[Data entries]
__________

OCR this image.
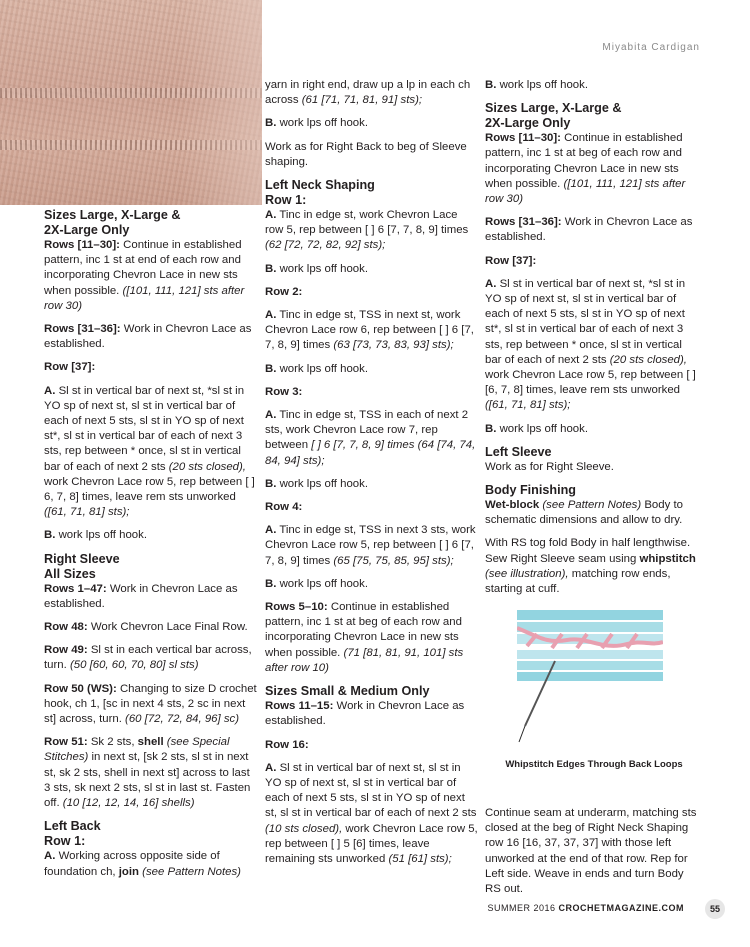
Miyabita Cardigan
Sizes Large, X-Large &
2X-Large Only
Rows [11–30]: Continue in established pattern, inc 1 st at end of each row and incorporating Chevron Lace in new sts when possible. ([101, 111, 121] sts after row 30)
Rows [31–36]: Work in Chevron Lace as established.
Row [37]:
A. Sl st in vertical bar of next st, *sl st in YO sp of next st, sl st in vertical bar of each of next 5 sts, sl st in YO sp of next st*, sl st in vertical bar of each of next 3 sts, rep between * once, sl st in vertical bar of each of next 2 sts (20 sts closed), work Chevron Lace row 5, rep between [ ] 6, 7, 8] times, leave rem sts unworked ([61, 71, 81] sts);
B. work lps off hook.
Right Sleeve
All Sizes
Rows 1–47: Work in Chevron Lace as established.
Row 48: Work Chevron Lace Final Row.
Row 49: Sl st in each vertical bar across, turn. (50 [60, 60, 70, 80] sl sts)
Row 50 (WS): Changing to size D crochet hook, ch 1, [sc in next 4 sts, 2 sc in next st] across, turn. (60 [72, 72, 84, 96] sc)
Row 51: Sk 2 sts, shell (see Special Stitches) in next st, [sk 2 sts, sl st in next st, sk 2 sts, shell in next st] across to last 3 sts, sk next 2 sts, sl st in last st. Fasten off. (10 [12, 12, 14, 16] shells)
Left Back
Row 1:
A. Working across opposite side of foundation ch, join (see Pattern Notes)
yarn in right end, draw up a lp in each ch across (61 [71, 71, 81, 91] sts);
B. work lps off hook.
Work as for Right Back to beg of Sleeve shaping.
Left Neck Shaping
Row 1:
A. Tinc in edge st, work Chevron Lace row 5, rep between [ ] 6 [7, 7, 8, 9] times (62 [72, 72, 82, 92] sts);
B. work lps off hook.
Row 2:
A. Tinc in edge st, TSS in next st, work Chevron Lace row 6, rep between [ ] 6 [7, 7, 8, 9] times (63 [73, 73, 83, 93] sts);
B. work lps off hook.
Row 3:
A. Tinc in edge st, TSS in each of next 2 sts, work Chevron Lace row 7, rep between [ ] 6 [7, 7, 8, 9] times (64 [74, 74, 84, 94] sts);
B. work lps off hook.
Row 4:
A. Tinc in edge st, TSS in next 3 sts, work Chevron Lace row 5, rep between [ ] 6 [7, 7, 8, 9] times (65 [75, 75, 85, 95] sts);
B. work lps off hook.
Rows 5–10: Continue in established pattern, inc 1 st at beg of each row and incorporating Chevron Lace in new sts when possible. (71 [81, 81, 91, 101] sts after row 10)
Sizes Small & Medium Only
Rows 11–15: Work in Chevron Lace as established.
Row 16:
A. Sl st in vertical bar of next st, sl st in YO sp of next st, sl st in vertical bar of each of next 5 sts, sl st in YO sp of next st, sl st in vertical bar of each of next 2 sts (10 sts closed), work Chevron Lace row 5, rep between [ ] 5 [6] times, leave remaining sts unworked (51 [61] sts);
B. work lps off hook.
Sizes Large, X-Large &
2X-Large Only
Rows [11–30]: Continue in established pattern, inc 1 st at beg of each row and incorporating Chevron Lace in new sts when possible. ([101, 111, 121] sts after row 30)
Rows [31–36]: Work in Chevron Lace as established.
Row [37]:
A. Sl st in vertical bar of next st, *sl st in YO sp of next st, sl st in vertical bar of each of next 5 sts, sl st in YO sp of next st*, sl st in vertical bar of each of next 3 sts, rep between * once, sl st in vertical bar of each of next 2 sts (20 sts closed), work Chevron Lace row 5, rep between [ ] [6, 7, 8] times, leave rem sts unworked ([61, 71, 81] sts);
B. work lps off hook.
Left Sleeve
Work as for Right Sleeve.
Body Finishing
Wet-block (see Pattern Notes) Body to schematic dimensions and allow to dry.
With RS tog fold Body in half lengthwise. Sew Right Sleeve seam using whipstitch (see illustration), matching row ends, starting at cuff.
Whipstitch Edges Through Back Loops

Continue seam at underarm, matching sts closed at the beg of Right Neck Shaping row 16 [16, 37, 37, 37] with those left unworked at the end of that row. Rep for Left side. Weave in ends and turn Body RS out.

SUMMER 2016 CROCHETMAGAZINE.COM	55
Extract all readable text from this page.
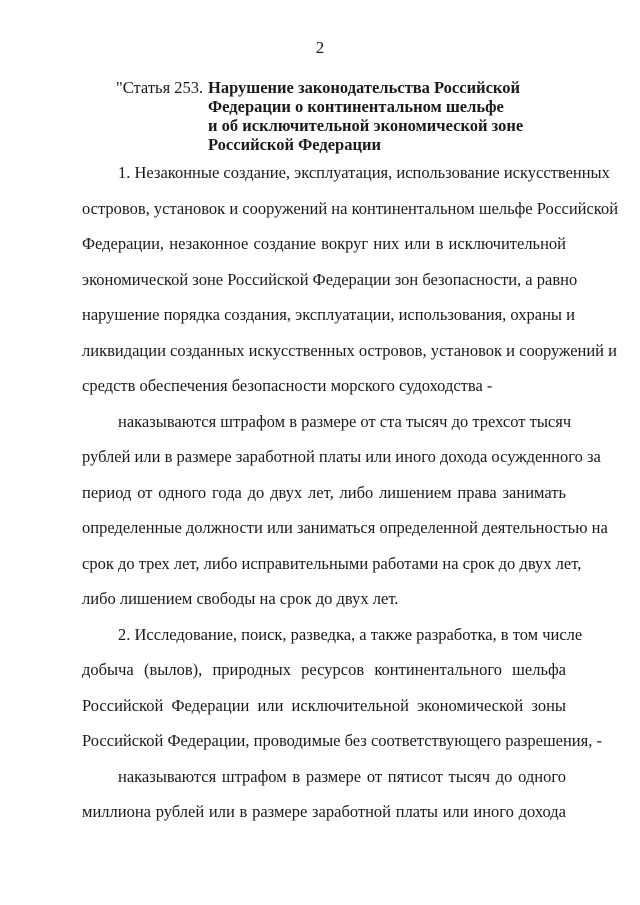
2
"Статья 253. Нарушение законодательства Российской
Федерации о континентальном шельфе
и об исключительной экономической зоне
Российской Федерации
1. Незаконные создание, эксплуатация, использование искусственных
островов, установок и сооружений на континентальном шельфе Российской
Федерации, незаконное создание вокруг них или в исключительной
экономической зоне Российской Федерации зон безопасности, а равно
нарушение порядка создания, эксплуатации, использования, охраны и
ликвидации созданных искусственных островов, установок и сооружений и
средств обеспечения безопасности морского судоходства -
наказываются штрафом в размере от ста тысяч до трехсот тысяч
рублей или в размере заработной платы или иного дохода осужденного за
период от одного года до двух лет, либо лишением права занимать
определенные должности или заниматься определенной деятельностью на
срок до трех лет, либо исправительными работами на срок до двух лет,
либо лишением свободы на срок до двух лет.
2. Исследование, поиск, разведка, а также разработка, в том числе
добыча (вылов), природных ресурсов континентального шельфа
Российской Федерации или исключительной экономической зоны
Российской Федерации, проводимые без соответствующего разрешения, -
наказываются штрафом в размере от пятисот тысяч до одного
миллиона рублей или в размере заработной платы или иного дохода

__________

### EXERCISE
Select every line where the word "Body" occurs.

### THE OUTPUT
Body Finishing
Wet-block (see Pattern Notes) Body to schematic dimensions and allow to dry.
With RS tog fold Body in half lengthwise. Sew Right Sleeve seam using whipstitch (see illustration), matching row ends, starting at cuff.
Continue seam at underarm, matching sts closed at the beg of Right Neck Shaping row 16 [16, 37, 37, 37] with those left unworked at the end of that row. Rep for Left side. Weave in ends and turn Body RS out.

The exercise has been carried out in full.